- **INSTRUCTION**:
Say how many lines include "правоохранительных", with no words around the number.

- **LISTED ENTRIES**:

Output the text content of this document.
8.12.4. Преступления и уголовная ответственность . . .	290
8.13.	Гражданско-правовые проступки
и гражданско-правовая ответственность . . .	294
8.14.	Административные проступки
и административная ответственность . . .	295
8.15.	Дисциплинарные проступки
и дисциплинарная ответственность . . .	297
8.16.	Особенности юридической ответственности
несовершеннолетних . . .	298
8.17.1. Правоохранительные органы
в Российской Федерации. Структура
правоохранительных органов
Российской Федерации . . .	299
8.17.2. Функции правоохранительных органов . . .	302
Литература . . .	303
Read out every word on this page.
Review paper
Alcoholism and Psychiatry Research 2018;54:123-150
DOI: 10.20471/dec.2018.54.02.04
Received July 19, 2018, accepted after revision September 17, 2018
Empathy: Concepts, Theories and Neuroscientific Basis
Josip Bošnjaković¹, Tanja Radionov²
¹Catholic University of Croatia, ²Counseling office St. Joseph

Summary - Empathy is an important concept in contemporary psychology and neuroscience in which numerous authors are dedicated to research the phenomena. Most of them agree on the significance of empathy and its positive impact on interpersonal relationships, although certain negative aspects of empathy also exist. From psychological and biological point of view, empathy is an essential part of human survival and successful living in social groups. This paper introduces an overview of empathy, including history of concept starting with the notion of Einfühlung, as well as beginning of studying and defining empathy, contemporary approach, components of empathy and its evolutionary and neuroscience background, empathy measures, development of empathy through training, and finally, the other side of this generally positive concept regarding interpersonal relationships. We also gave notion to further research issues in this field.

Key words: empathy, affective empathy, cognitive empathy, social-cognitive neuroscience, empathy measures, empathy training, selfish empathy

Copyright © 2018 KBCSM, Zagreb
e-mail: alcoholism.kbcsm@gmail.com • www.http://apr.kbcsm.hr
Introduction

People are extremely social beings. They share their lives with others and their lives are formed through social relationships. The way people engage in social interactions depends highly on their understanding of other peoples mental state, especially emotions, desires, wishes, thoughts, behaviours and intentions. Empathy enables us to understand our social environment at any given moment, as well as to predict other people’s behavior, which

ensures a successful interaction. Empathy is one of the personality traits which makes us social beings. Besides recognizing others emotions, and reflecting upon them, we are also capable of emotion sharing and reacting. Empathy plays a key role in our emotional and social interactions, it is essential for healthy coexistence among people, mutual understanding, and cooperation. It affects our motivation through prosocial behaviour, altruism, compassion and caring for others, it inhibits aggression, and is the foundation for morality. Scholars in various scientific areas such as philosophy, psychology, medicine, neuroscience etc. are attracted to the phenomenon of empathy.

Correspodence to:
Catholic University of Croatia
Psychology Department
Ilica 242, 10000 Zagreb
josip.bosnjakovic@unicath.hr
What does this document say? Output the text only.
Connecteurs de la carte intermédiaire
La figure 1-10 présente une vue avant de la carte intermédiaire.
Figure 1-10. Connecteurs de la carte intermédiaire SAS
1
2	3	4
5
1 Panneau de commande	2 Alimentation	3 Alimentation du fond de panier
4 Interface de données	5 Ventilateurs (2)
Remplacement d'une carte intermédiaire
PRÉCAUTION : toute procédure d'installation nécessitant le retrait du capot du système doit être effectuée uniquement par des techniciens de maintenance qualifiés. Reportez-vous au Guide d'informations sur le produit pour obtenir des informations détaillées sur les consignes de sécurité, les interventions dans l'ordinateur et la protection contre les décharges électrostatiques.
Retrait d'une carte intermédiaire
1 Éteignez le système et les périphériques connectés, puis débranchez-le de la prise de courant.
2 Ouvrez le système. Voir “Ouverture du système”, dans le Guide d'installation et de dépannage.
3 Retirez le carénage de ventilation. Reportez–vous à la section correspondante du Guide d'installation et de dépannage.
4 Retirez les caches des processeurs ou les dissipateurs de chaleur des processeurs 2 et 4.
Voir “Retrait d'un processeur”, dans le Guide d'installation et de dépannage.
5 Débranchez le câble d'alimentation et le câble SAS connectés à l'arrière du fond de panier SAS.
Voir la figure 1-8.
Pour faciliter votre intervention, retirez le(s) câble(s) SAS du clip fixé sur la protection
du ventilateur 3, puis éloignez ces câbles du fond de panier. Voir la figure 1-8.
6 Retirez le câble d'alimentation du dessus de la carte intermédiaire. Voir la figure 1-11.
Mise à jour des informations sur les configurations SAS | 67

- **FINAL RESULT**:
2